• **What the exercise asks**
Copy the line with "Transcribe this image's" and all lines following it through the last line of the entries, exactly as written.
____ Extracted material
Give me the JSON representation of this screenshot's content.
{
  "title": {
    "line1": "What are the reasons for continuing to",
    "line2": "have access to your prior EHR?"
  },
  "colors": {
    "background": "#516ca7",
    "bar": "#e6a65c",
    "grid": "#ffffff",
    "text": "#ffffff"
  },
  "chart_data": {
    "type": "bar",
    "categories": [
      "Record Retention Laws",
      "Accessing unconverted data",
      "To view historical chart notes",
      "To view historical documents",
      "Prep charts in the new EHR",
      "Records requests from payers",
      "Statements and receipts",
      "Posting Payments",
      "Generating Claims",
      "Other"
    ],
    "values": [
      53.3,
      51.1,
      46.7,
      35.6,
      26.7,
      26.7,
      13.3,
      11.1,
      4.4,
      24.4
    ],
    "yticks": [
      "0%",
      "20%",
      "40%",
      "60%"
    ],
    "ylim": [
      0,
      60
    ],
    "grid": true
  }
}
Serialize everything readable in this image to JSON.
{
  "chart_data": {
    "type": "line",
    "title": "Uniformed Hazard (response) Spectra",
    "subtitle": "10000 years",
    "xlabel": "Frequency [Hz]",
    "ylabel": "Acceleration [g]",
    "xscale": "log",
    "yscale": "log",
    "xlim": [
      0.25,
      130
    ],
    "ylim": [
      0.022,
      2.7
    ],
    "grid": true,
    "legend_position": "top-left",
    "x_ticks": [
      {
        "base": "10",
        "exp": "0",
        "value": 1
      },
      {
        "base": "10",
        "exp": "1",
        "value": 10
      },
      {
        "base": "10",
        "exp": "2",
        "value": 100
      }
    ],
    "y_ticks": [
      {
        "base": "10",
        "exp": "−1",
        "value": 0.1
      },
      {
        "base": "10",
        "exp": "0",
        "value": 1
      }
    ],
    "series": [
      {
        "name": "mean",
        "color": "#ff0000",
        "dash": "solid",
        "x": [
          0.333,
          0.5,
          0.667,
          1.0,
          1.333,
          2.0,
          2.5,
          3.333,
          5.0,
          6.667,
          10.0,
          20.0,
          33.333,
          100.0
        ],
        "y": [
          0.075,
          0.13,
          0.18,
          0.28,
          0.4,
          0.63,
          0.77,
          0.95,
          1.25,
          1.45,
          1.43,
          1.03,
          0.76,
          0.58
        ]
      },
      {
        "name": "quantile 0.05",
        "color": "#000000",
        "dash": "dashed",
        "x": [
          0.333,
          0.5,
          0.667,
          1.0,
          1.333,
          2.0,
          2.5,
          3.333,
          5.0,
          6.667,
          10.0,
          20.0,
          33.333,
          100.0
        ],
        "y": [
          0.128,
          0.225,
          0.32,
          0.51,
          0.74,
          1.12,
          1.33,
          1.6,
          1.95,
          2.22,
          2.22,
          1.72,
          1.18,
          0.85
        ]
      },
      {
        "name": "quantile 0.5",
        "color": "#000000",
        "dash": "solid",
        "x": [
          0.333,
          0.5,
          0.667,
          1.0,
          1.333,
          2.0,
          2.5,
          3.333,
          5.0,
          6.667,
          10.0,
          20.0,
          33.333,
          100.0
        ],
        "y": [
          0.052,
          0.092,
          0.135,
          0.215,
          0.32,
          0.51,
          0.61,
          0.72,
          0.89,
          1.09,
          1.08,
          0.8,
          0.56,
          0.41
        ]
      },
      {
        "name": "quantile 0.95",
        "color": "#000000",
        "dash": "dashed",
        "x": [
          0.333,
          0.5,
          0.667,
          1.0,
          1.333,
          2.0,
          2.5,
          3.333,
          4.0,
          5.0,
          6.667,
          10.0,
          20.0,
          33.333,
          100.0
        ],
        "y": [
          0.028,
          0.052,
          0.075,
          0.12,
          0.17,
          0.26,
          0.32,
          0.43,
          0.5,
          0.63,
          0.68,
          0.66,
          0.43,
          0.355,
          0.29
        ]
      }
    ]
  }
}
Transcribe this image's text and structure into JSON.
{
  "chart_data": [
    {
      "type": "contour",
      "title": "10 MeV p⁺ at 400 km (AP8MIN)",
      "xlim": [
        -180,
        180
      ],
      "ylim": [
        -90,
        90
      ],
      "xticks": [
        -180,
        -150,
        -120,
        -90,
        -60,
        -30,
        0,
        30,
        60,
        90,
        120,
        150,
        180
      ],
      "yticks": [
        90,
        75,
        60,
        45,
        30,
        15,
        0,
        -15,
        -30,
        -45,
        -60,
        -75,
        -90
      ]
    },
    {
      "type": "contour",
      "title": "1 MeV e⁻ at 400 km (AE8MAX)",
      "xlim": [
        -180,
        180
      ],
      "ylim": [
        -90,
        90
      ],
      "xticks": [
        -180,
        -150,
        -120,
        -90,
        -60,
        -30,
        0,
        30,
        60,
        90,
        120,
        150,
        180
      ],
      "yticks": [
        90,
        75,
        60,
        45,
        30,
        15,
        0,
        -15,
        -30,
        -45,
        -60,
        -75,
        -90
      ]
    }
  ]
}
________
• **Solution to the exercise**
Transcribe this image's text and structure into JSON.
{
  "chart_data": [
    {
      "type": "contour",
      "title": "10 MeV p⁺ at 400 km (AP8MIN)",
      "xlim": [
        -180,
        180
      ],
      "ylim": [
        -90,
        90
      ],
      "xticks": [
        -180,
        -150,
        -120,
        -90,
        -60,
        -30,
        0,
        30,
        60,
        90,
        120,
        150,
        180
      ],
      "yticks": [
        90,
        75,
        60,
        45,
        30,
        15,
        0,
        -15,
        -30,
        -45,
        -60,
        -75,
        -90
      ]
    },
    {
      "type": "contour",
      "title": "1 MeV e⁻ at 400 km (AE8MAX)",
      "xlim": [
        -180,
        180
      ],
      "ylim": [
        -90,
        90
      ],
      "xticks": [
        -180,
        -150,
        -120,
        -90,
        -60,
        -30,
        0,
        30,
        60,
        90,
        120,
        150,
        180
      ],
      "yticks": [
        90,
        75,
        60,
        45,
        30,
        15,
        0,
        -15,
        -30,
        -45,
        -60,
        -75,
        -90
      ]
    }
  ]
}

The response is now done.